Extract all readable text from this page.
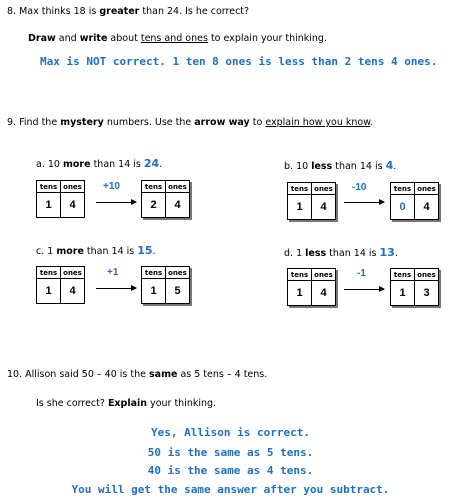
8. Max thinks 18 is greater than 24. Is he correct?
Draw and write about tens and ones to explain your thinking.
Max is NOT correct. 1 ten 8 ones is less than 2 tens 4 ones.
9. Find the mystery numbers. Use the arrow way to explain how you know.
a. 10 more than 14 is 24.
tens	ones
1	4
+10	tens	ones
2	4
b. 10 less than 14 is 4.
tens	ones
1	4
-10	tens	ones
0	4
c. 1 more than 14 is 15.
tens	ones
1	4
+1	tens	ones
1	5
d. 1 less than 14 is 13.
tens	ones
1	4
-1	tens	ones
1	3
10. Allison said 50 – 40 is the same as 5 tens – 4 tens.
Is she correct? Explain your thinking.
Yes, Allison is correct.
50 is the same as 5 tens.
40 is the same as 4 tens.
You will get the same answer after you subtract.
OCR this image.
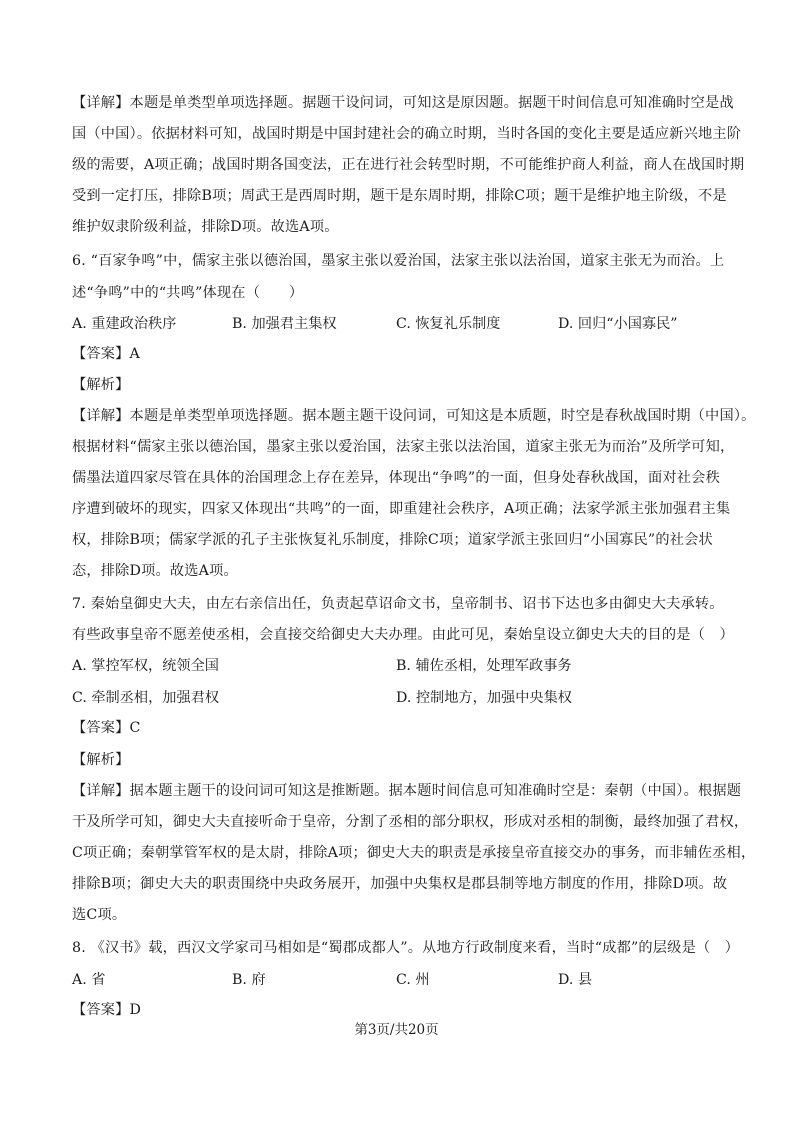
【详解】本题是单类型单项选择题。据题干设问词，可知这是原因题。据题干时间信息可知准确时空是战
国（中国）。依据材料可知，战国时期是中国封建社会的确立时期，当时各国的变化主要是适应新兴地主阶
级的需要，A项正确；战国时期各国变法，正在进行社会转型时期，不可能维护商人利益，商人在战国时期
受到一定打压，排除B项；周武王是西周时期，题干是东周时期，排除C项；题干是维护地主阶级，不是
维护奴隶阶级利益，排除D项。故选A项。
6. “百家争鸣”中，儒家主张以德治国，墨家主张以爱治国，法家主张以法治国，道家主张无为而治。上
述“争鸣”中的“共鸣”体现在（　　）
A. 重建政治秩序	B. 加强君主集权	C. 恢复礼乐制度	D. 回归“小国寡民”
【答案】A
【解析】
【详解】本题是单类型单项选择题。据本题主题干设问词，可知这是本质题，时空是春秋战国时期（中国）。
根据材料“儒家主张以德治国，墨家主张以爱治国，法家主张以法治国，道家主张无为而治”及所学可知，
儒墨法道四家尽管在具体的治国理念上存在差异，体现出“争鸣”的一面，但身处春秋战国，面对社会秩
序遭到破坏的现实，四家又体现出“共鸣”的一面，即重建社会秩序，A项正确；法家学派主张加强君主集
权，排除B项；儒家学派的孔子主张恢复礼乐制度，排除C项；道家学派主张回归“小国寡民”的社会状
态，排除D项。故选A项。
7. 秦始皇御史大夫，由左右亲信出任，负责起草诏命文书，皇帝制书、诏书下达也多由御史大夫承转。
有些政事皇帝不愿差使丞相，会直接交给御史大夫办理。由此可见，秦始皇设立御史大夫的目的是（　）
A. 掌控军权，统领全国	B. 辅佐丞相，处理军政事务
C. 牵制丞相，加强君权	D. 控制地方，加强中央集权
【答案】C
【解析】
【详解】据本题主题干的设问词可知这是推断题。据本题时间信息可知准确时空是：秦朝（中国）。根据题
干及所学可知，御史大夫直接听命于皇帝，分割了丞相的部分职权，形成对丞相的制衡，最终加强了君权，
C项正确；秦朝掌管军权的是太尉，排除A项；御史大夫的职责是承接皇帝直接交办的事务，而非辅佐丞相，
排除B项；御史大夫的职责围绕中央政务展开，加强中央集权是郡县制等地方制度的作用，排除D项。故
选C项。
8. 《汉书》载，西汉文学家司马相如是“蜀郡成都人”。从地方行政制度来看，当时“成都”的层级是（　）
A. 省	B. 府	C. 州	D. 县
【答案】D
第3页/共20页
◇ ◇ ◇ ◇ ◇
> _TO DO_:
Make an exact copy of the data, leaving its pictures out.

> _EXERCISE RESPONSE_:
Extract all readable text from this page.
8. Max thinks 18 is greater than 24. Is he correct?
Draw and write about tens and ones to explain your thinking.
Max is NOT correct. 1 ten 8 ones is less than 2 tens 4 ones.
9. Find the mystery numbers. Use the arrow way to explain how you know.
a. 10 more than 14 is 24.
tens	ones
1	4
+10	tens	ones
2	4
b. 10 less than 14 is 4.
tens	ones
1	4
-10	tens	ones
0	4
c. 1 more than 14 is 15.
tens	ones
1	4
+1	tens	ones
1	5
d. 1 less than 14 is 13.
tens	ones
1	4
-1	tens	ones
1	3
10. Allison said 50 – 40 is the same as 5 tens – 4 tens.
Is she correct? Explain your thinking.
Yes, Allison is correct.
50 is the same as 5 tens.
40 is the same as 4 tens.
You will get the same answer after you subtract.
OCR this image.
【详解】本题是单类型单项选择题。据题干设问词，可知这是原因题。据题干时间信息可知准确时空是战
国（中国）。依据材料可知，战国时期是中国封建社会的确立时期，当时各国的变化主要是适应新兴地主阶
级的需要，A项正确；战国时期各国变法，正在进行社会转型时期，不可能维护商人利益，商人在战国时期
受到一定打压，排除B项；周武王是西周时期，题干是东周时期，排除C项；题干是维护地主阶级，不是
维护奴隶阶级利益，排除D项。故选A项。
6. “百家争鸣”中，儒家主张以德治国，墨家主张以爱治国，法家主张以法治国，道家主张无为而治。上
述“争鸣”中的“共鸣”体现在（　　）
A. 重建政治秩序	B. 加强君主集权	C. 恢复礼乐制度	D. 回归“小国寡民”
【答案】A
【解析】
【详解】本题是单类型单项选择题。据本题主题干设问词，可知这是本质题，时空是春秋战国时期（中国）。
根据材料“儒家主张以德治国，墨家主张以爱治国，法家主张以法治国，道家主张无为而治”及所学可知，
儒墨法道四家尽管在具体的治国理念上存在差异，体现出“争鸣”的一面，但身处春秋战国，面对社会秩
序遭到破坏的现实，四家又体现出“共鸣”的一面，即重建社会秩序，A项正确；法家学派主张加强君主集
权，排除B项；儒家学派的孔子主张恢复礼乐制度，排除C项；道家学派主张回归“小国寡民”的社会状
态，排除D项。故选A项。
7. 秦始皇御史大夫，由左右亲信出任，负责起草诏命文书，皇帝制书、诏书下达也多由御史大夫承转。
有些政事皇帝不愿差使丞相，会直接交给御史大夫办理。由此可见，秦始皇设立御史大夫的目的是（　）
A. 掌控军权，统领全国	B. 辅佐丞相，处理军政事务
C. 牵制丞相，加强君权	D. 控制地方，加强中央集权
【答案】C
【解析】
【详解】据本题主题干的设问词可知这是推断题。据本题时间信息可知准确时空是：秦朝（中国）。根据题
干及所学可知，御史大夫直接听命于皇帝，分割了丞相的部分职权，形成对丞相的制衡，最终加强了君权，
C项正确；秦朝掌管军权的是太尉，排除A项；御史大夫的职责是承接皇帝直接交办的事务，而非辅佐丞相，
排除B项；御史大夫的职责围绕中央政务展开，加强中央集权是郡县制等地方制度的作用，排除D项。故
选C项。
8. 《汉书》载，西汉文学家司马相如是“蜀郡成都人”。从地方行政制度来看，当时“成都”的层级是（　）
A. 省	B. 府	C. 州	D. 县
【答案】D
第3页/共20页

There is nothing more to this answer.